### Information given
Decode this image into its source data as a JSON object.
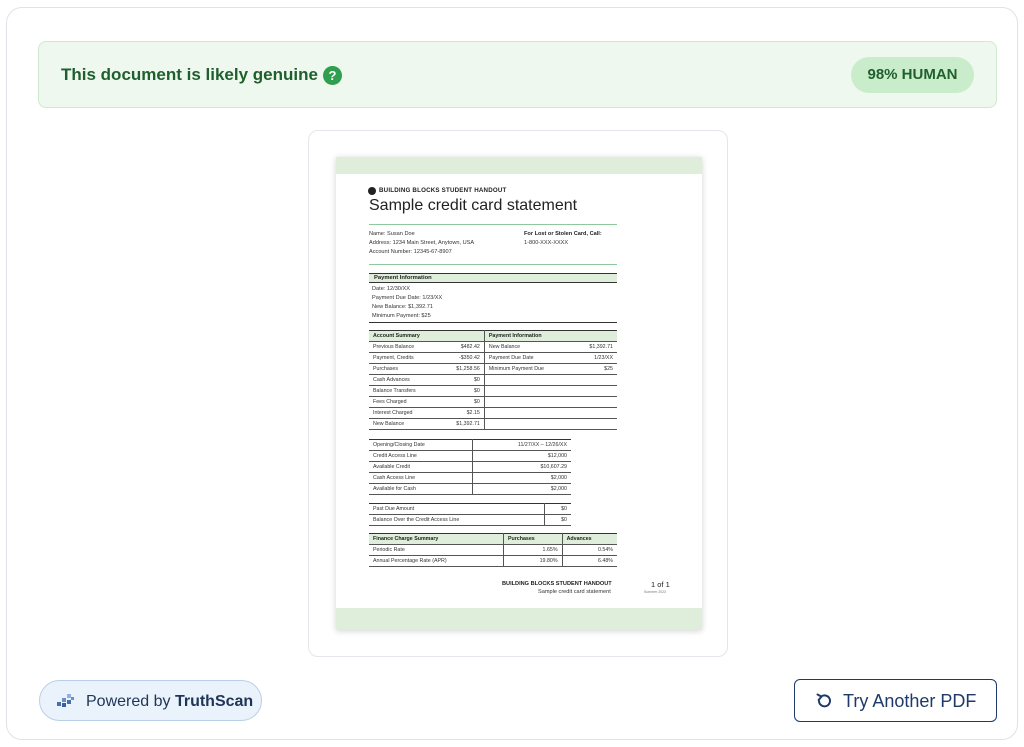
{
  "banner": {
    "message": "This document is likely genuine",
    "help_icon": "question-circle-icon",
    "badge": "98% HUMAN"
  },
  "document": {
    "org": "BUILDING BLOCKS STUDENT HANDOUT",
    "title": "Sample credit card statement",
    "customer": {
      "name": "Name: Susan Doe",
      "address": "Address: 1234 Main Street, Anytown, USA",
      "account": "Account Number: 12345-67-8907"
    },
    "lost_card_label": "For Lost or Stolen Card, Call:",
    "lost_card_phone": "1-800-XXX-XXXX",
    "payment_info_head": "Payment Information",
    "payment_info_lines": [
      "Date: 12/30/XX",
      "Payment Due Date: 1/23/XX",
      "New Balance: $1,392.71",
      "Minimum Payment: $25"
    ],
    "account_summary": {
      "head": "Account Summary",
      "rows": [
        [
          "Previous Balance",
          "$482.42"
        ],
        [
          "Payment, Credits",
          "-$350.42"
        ],
        [
          "Purchases",
          "$1,258.56"
        ],
        [
          "Cash Advances",
          "$0"
        ],
        [
          "Balance Transfers",
          "$0"
        ],
        [
          "Fees Charged",
          "$0"
        ],
        [
          "Interest Charged",
          "$2.15"
        ],
        [
          "New Balance",
          "$1,392.71"
        ]
      ]
    },
    "payment_information": {
      "head": "Payment Information",
      "rows": [
        [
          "New Balance",
          "$1,392.71"
        ],
        [
          "Payment Due Date",
          "1/23/XX"
        ],
        [
          "Minimum Payment Due",
          "$25"
        ]
      ]
    },
    "credit_table": [
      [
        "Opening/Closing Date",
        "11/27/XX – 12/26/XX"
      ],
      [
        "Credit Access Line",
        "$12,000"
      ],
      [
        "Available Credit",
        "$10,607.29"
      ],
      [
        "Cash Access Line",
        "$2,000"
      ],
      [
        "Available for Cash",
        "$2,000"
      ]
    ],
    "past_due_table": [
      [
        "Past Due Amount",
        "$0"
      ],
      [
        "Balance Over the Credit Access Line",
        "$0"
      ]
    ],
    "finance": {
      "head": [
        "Finance Charge Summary",
        "Purchases",
        "Advances"
      ],
      "rows": [
        [
          "Periodic Rate",
          "1.65%",
          "0.54%"
        ],
        [
          "Annual Percentage Rate (APR)",
          "19.80%",
          "6.48%"
        ]
      ]
    },
    "footer_org": "BUILDING BLOCKS STUDENT HANDOUT",
    "footer_sub": "Sample credit card statement",
    "page_no": "1 of 1",
    "page_small": "Summer 2023"
  },
  "footer": {
    "powered_prefix": "Powered by",
    "powered_brand": "TruthScan",
    "powered_icon": "truthscan-logo-icon",
    "try_label": "Try Another PDF",
    "try_icon": "rotate-ccw-icon"
  }
}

### Given task
Without including any pictures, please restate all the records exactly.

### Result for this task
Decode this image into its source data as a JSON object.
{
  "banner": {
    "message": "This document is likely genuine",
    "help_icon": "question-circle-icon",
    "badge": "98% HUMAN"
  },
  "document": {
    "org": "BUILDING BLOCKS STUDENT HANDOUT",
    "title": "Sample credit card statement",
    "customer": {
      "name": "Name: Susan Doe",
      "address": "Address: 1234 Main Street, Anytown, USA",
      "account": "Account Number: 12345-67-8907"
    },
    "lost_card_label": "For Lost or Stolen Card, Call:",
    "lost_card_phone": "1-800-XXX-XXXX",
    "payment_info_head": "Payment Information",
    "payment_info_lines": [
      "Date: 12/30/XX",
      "Payment Due Date: 1/23/XX",
      "New Balance: $1,392.71",
      "Minimum Payment: $25"
    ],
    "account_summary": {
      "head": "Account Summary",
      "rows": [
        [
          "Previous Balance",
          "$482.42"
        ],
        [
          "Payment, Credits",
          "-$350.42"
        ],
        [
          "Purchases",
          "$1,258.56"
        ],
        [
          "Cash Advances",
          "$0"
        ],
        [
          "Balance Transfers",
          "$0"
        ],
        [
          "Fees Charged",
          "$0"
        ],
        [
          "Interest Charged",
          "$2.15"
        ],
        [
          "New Balance",
          "$1,392.71"
        ]
      ]
    },
    "payment_information": {
      "head": "Payment Information",
      "rows": [
        [
          "New Balance",
          "$1,392.71"
        ],
        [
          "Payment Due Date",
          "1/23/XX"
        ],
        [
          "Minimum Payment Due",
          "$25"
        ]
      ]
    },
    "credit_table": [
      [
        "Opening/Closing Date",
        "11/27/XX – 12/26/XX"
      ],
      [
        "Credit Access Line",
        "$12,000"
      ],
      [
        "Available Credit",
        "$10,607.29"
      ],
      [
        "Cash Access Line",
        "$2,000"
      ],
      [
        "Available for Cash",
        "$2,000"
      ]
    ],
    "past_due_table": [
      [
        "Past Due Amount",
        "$0"
      ],
      [
        "Balance Over the Credit Access Line",
        "$0"
      ]
    ],
    "finance": {
      "head": [
        "Finance Charge Summary",
        "Purchases",
        "Advances"
      ],
      "rows": [
        [
          "Periodic Rate",
          "1.65%",
          "0.54%"
        ],
        [
          "Annual Percentage Rate (APR)",
          "19.80%",
          "6.48%"
        ]
      ]
    },
    "footer_org": "BUILDING BLOCKS STUDENT HANDOUT",
    "footer_sub": "Sample credit card statement",
    "page_no": "1 of 1",
    "page_small": "Summer 2023"
  },
  "footer": {
    "powered_prefix": "Powered by",
    "powered_brand": "TruthScan",
    "powered_icon": "truthscan-logo-icon",
    "try_label": "Try Another PDF",
    "try_icon": "rotate-ccw-icon"
  }
}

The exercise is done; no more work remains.